** BEGIN **

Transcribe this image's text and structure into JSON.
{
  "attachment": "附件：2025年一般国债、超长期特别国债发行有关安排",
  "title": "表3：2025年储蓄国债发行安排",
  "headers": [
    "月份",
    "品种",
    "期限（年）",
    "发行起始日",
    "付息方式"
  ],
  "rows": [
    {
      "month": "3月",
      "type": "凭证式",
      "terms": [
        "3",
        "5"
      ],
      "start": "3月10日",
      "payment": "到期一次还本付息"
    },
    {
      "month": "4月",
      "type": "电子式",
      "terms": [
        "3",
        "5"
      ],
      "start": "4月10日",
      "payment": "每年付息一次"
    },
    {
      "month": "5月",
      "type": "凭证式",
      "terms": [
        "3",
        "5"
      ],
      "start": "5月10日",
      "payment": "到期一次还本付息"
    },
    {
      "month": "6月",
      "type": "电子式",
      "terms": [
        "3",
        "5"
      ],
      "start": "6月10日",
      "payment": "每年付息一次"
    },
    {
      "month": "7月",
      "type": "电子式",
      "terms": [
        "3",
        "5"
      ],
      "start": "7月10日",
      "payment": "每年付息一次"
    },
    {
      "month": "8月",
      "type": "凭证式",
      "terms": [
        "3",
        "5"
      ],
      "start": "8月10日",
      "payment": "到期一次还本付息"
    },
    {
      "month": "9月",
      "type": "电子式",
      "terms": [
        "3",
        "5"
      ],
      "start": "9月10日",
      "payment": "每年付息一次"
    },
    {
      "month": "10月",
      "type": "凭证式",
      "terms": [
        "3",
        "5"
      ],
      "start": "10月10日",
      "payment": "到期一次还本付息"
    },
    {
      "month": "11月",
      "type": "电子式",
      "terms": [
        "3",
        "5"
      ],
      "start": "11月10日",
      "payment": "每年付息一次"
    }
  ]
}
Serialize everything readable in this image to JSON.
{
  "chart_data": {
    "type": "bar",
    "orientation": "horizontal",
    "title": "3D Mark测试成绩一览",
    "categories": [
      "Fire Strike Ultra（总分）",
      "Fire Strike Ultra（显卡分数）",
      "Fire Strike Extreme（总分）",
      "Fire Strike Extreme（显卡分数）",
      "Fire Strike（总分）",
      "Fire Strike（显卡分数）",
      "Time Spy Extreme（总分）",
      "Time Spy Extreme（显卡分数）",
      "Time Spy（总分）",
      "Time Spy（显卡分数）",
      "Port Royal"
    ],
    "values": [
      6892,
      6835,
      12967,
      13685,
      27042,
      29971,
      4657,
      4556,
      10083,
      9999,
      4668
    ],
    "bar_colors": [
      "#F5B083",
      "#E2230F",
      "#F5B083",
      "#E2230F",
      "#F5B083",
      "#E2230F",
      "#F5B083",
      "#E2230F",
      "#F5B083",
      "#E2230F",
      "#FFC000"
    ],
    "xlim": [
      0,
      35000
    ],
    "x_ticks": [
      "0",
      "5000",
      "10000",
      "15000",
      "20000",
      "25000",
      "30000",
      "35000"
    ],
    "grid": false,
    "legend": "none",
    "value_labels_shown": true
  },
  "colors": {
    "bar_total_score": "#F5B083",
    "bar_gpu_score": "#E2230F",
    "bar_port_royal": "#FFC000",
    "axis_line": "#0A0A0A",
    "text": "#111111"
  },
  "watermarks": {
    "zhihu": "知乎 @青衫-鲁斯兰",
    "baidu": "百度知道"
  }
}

** END **

Direction:
Repeat the listing above without any change.

Task solution:
Transcribe this image's text and structure into JSON.
{
  "attachment": "附件：2025年一般国债、超长期特别国债发行有关安排",
  "title": "表3：2025年储蓄国债发行安排",
  "headers": [
    "月份",
    "品种",
    "期限（年）",
    "发行起始日",
    "付息方式"
  ],
  "rows": [
    {
      "month": "3月",
      "type": "凭证式",
      "terms": [
        "3",
        "5"
      ],
      "start": "3月10日",
      "payment": "到期一次还本付息"
    },
    {
      "month": "4月",
      "type": "电子式",
      "terms": [
        "3",
        "5"
      ],
      "start": "4月10日",
      "payment": "每年付息一次"
    },
    {
      "month": "5月",
      "type": "凭证式",
      "terms": [
        "3",
        "5"
      ],
      "start": "5月10日",
      "payment": "到期一次还本付息"
    },
    {
      "month": "6月",
      "type": "电子式",
      "terms": [
        "3",
        "5"
      ],
      "start": "6月10日",
      "payment": "每年付息一次"
    },
    {
      "month": "7月",
      "type": "电子式",
      "terms": [
        "3",
        "5"
      ],
      "start": "7月10日",
      "payment": "每年付息一次"
    },
    {
      "month": "8月",
      "type": "凭证式",
      "terms": [
        "3",
        "5"
      ],
      "start": "8月10日",
      "payment": "到期一次还本付息"
    },
    {
      "month": "9月",
      "type": "电子式",
      "terms": [
        "3",
        "5"
      ],
      "start": "9月10日",
      "payment": "每年付息一次"
    },
    {
      "month": "10月",
      "type": "凭证式",
      "terms": [
        "3",
        "5"
      ],
      "start": "10月10日",
      "payment": "到期一次还本付息"
    },
    {
      "month": "11月",
      "type": "电子式",
      "terms": [
        "3",
        "5"
      ],
      "start": "11月10日",
      "payment": "每年付息一次"
    }
  ]
}
Serialize everything readable in this image to JSON.
{
  "chart_data": {
    "type": "bar",
    "orientation": "horizontal",
    "title": "3D Mark测试成绩一览",
    "categories": [
      "Fire Strike Ultra（总分）",
      "Fire Strike Ultra（显卡分数）",
      "Fire Strike Extreme（总分）",
      "Fire Strike Extreme（显卡分数）",
      "Fire Strike（总分）",
      "Fire Strike（显卡分数）",
      "Time Spy Extreme（总分）",
      "Time Spy Extreme（显卡分数）",
      "Time Spy（总分）",
      "Time Spy（显卡分数）",
      "Port Royal"
    ],
    "values": [
      6892,
      6835,
      12967,
      13685,
      27042,
      29971,
      4657,
      4556,
      10083,
      9999,
      4668
    ],
    "bar_colors": [
      "#F5B083",
      "#E2230F",
      "#F5B083",
      "#E2230F",
      "#F5B083",
      "#E2230F",
      "#F5B083",
      "#E2230F",
      "#F5B083",
      "#E2230F",
      "#FFC000"
    ],
    "xlim": [
      0,
      35000
    ],
    "x_ticks": [
      "0",
      "5000",
      "10000",
      "15000",
      "20000",
      "25000",
      "30000",
      "35000"
    ],
    "grid": false,
    "legend": "none",
    "value_labels_shown": true
  },
  "colors": {
    "bar_total_score": "#F5B083",
    "bar_gpu_score": "#E2230F",
    "bar_port_royal": "#FFC000",
    "axis_line": "#0A0A0A",
    "text": "#111111"
  },
  "watermarks": {
    "zhihu": "知乎 @青衫-鲁斯兰",
    "baidu": "百度知道"
  }
}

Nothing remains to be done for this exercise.